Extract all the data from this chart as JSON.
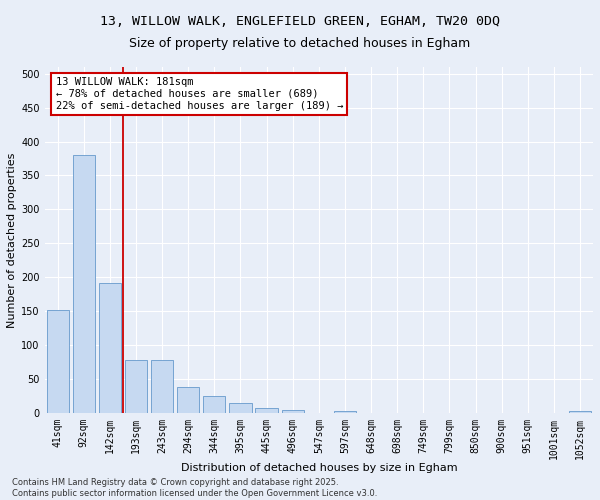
{
  "title_line1": "13, WILLOW WALK, ENGLEFIELD GREEN, EGHAM, TW20 0DQ",
  "title_line2": "Size of property relative to detached houses in Egham",
  "xlabel": "Distribution of detached houses by size in Egham",
  "ylabel": "Number of detached properties",
  "footnote_line1": "Contains HM Land Registry data © Crown copyright and database right 2025.",
  "footnote_line2": "Contains public sector information licensed under the Open Government Licence v3.0.",
  "bar_labels": [
    "41sqm",
    "92sqm",
    "142sqm",
    "193sqm",
    "243sqm",
    "294sqm",
    "344sqm",
    "395sqm",
    "445sqm",
    "496sqm",
    "547sqm",
    "597sqm",
    "648sqm",
    "698sqm",
    "749sqm",
    "799sqm",
    "850sqm",
    "900sqm",
    "951sqm",
    "1001sqm",
    "1052sqm"
  ],
  "bar_values": [
    152,
    380,
    191,
    78,
    78,
    38,
    25,
    15,
    7,
    4,
    0,
    3,
    0,
    0,
    0,
    0,
    0,
    0,
    0,
    0,
    3
  ],
  "bar_color": "#c6d9f1",
  "bar_edge_color": "#6699cc",
  "annotation_text": "13 WILLOW WALK: 181sqm\n← 78% of detached houses are smaller (689)\n22% of semi-detached houses are larger (189) →",
  "vline_x": 2.5,
  "vline_color": "#cc0000",
  "annotation_box_color": "#cc0000",
  "ylim": [
    0,
    510
  ],
  "yticks": [
    0,
    50,
    100,
    150,
    200,
    250,
    300,
    350,
    400,
    450,
    500
  ],
  "bg_color": "#e8eef8",
  "plot_bg_color": "#e8eef8",
  "grid_color": "#ffffff",
  "title_fontsize": 9.5,
  "subtitle_fontsize": 9,
  "axis_label_fontsize": 8,
  "tick_fontsize": 7,
  "annotation_fontsize": 7.5,
  "footnote_fontsize": 6
}
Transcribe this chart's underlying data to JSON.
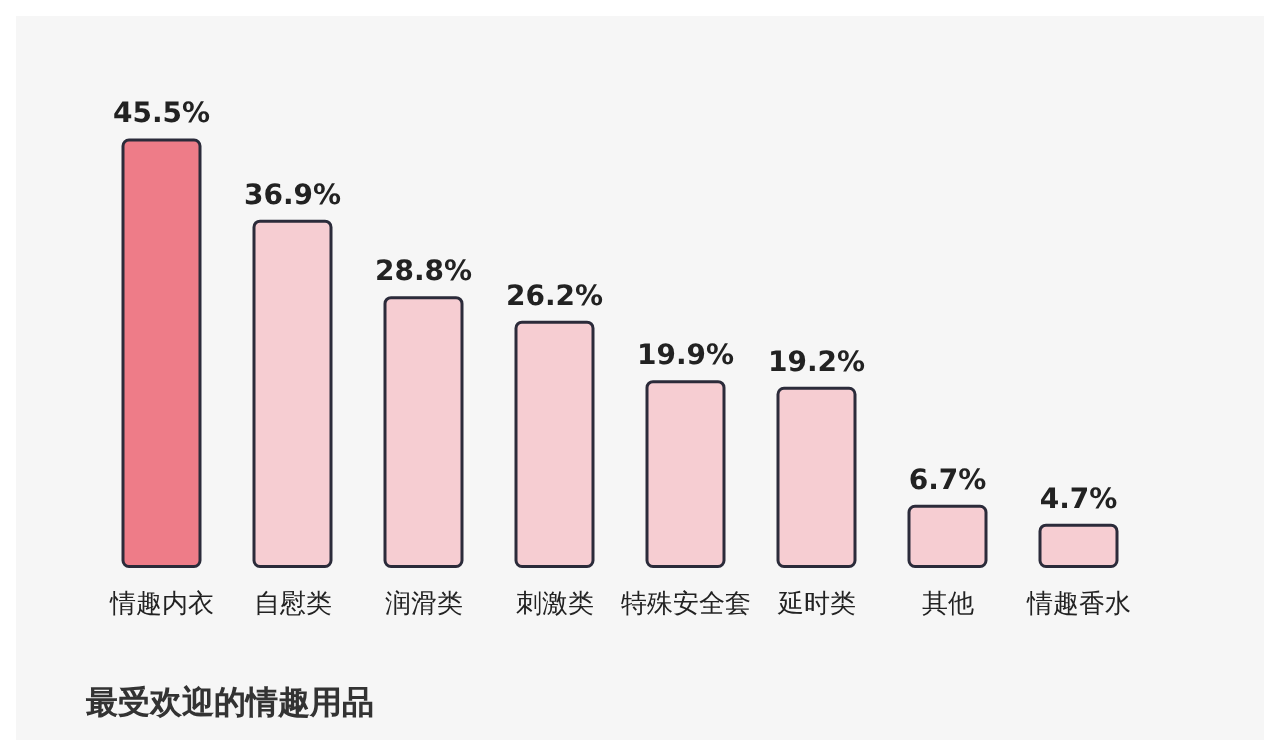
{
  "chart_data": {
    "type": "bar",
    "title": "最受欢迎的情趣用品",
    "categories": [
      "情趣内衣",
      "自慰类",
      "润滑类",
      "刺激类",
      "特殊安全套",
      "延时类",
      "其他",
      "情趣香水"
    ],
    "values": [
      45.5,
      36.9,
      28.8,
      26.2,
      19.9,
      19.2,
      6.7,
      4.7
    ],
    "colors": [
      "#ee7c88",
      "#f6cdd2",
      "#f6cdd2",
      "#f6cdd2",
      "#f6cdd2",
      "#f6cdd2",
      "#f6cdd2",
      "#f6cdd2"
    ],
    "value_labels": [
      "45.5%",
      "36.9%",
      "28.8%",
      "26.2%",
      "19.9%",
      "19.2%",
      "6.7%",
      "4.7%"
    ]
  }
}
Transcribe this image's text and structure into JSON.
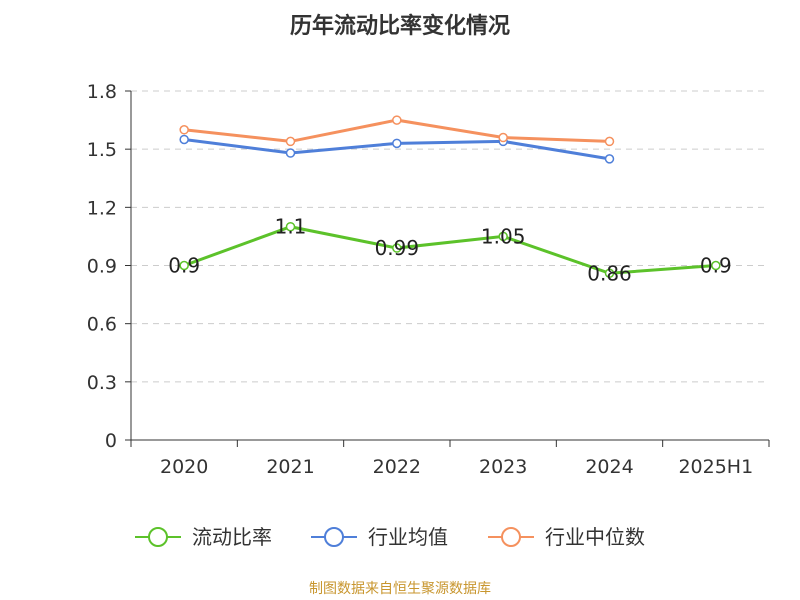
{
  "chart_data": {
    "type": "line",
    "title": "历年流动比率变化情况",
    "categories": [
      "2020",
      "2021",
      "2022",
      "2023",
      "2024",
      "2025H1"
    ],
    "ylim": [
      0,
      1.8
    ],
    "yticks": [
      "0",
      "0.3",
      "0.6",
      "0.9",
      "1.2",
      "1.5",
      "1.8"
    ],
    "grid": true,
    "legend_position": "bottom",
    "series": [
      {
        "name": "流动比率",
        "color": "#5cc22a",
        "values": [
          0.9,
          1.1,
          0.99,
          1.05,
          0.86,
          0.9
        ],
        "labels": [
          "0.9",
          "1.1",
          "0.99",
          "1.05",
          "0.86",
          "0.9"
        ]
      },
      {
        "name": "行业均值",
        "color": "#4f7fd9",
        "values": [
          1.55,
          1.48,
          1.53,
          1.54,
          1.45,
          null
        ]
      },
      {
        "name": "行业中位数",
        "color": "#f5915e",
        "values": [
          1.6,
          1.54,
          1.65,
          1.56,
          1.54,
          null
        ]
      }
    ]
  },
  "source": "制图数据来自恒生聚源数据库"
}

> **Work to complete**
Across the material above, how many lines include the string "Contains"? Only the number is wanted.

> **Answer to this task**
2